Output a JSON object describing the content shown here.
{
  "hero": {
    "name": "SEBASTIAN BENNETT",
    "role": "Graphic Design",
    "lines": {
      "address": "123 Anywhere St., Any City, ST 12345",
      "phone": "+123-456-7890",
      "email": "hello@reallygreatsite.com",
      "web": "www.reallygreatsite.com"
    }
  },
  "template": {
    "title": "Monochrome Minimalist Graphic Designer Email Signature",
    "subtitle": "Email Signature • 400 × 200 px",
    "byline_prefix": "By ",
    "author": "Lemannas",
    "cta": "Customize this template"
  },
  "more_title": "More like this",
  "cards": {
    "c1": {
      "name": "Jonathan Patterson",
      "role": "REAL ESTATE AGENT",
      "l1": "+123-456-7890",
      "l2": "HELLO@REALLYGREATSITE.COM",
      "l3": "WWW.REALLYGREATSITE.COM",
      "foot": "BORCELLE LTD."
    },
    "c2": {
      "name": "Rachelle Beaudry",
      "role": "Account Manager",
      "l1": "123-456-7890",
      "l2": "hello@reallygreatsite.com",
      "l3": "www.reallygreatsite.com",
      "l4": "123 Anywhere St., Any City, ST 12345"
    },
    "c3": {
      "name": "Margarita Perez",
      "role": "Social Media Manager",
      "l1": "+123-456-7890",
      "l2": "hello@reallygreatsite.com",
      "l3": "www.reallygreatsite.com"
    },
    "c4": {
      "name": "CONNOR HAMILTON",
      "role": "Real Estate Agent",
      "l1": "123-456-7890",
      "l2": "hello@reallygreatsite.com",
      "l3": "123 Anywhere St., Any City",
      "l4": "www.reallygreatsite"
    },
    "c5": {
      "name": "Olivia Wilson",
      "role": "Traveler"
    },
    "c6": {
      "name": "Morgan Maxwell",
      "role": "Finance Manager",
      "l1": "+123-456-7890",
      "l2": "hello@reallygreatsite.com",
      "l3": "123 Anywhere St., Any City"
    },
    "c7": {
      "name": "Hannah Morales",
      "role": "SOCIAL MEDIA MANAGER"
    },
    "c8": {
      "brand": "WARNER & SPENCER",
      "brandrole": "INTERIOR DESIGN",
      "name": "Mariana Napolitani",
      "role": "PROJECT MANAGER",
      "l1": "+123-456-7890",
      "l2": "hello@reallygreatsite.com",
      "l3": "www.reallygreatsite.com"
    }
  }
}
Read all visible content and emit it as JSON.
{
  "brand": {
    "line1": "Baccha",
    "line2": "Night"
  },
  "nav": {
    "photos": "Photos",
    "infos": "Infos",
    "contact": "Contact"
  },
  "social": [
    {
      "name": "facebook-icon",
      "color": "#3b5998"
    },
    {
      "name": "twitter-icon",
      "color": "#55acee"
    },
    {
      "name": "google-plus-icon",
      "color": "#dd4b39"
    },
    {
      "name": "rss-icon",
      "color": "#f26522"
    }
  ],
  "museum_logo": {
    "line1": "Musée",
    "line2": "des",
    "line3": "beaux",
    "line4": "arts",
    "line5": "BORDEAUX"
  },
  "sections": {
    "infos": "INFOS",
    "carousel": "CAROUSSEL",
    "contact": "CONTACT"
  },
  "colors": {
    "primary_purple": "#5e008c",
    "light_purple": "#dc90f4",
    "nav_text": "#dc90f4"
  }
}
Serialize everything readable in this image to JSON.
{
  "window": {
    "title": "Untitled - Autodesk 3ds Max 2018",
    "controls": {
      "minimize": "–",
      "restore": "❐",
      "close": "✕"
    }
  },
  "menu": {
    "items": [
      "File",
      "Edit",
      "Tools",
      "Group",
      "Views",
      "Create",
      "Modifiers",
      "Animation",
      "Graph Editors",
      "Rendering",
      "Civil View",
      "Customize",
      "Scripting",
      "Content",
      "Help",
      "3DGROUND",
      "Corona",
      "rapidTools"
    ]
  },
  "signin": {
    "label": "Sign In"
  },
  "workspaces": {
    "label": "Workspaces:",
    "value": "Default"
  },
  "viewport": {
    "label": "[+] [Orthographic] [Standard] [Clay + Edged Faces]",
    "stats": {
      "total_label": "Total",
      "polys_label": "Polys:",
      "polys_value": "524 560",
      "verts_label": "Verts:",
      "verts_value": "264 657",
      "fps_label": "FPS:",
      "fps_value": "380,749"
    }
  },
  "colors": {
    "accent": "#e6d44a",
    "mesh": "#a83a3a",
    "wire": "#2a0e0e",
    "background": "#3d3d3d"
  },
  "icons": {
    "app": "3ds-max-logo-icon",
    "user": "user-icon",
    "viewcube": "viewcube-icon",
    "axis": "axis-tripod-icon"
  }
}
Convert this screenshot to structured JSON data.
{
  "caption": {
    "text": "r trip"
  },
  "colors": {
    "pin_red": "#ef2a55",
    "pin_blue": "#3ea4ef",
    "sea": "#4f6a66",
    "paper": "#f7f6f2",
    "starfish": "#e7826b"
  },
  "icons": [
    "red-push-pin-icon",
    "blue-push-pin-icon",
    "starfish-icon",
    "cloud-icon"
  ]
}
____
SET EXERCISE:
Pull every line holding "Anywhere" out of the records.

FULL OUTPUT:
      "address": "123 Anywhere St., Any City, ST 12345",
      "l4": "123 Anywhere St., Any City, ST 12345"
      "l3": "123 Anywhere St., Any City",
      "l3": "123 Anywhere St., Any City"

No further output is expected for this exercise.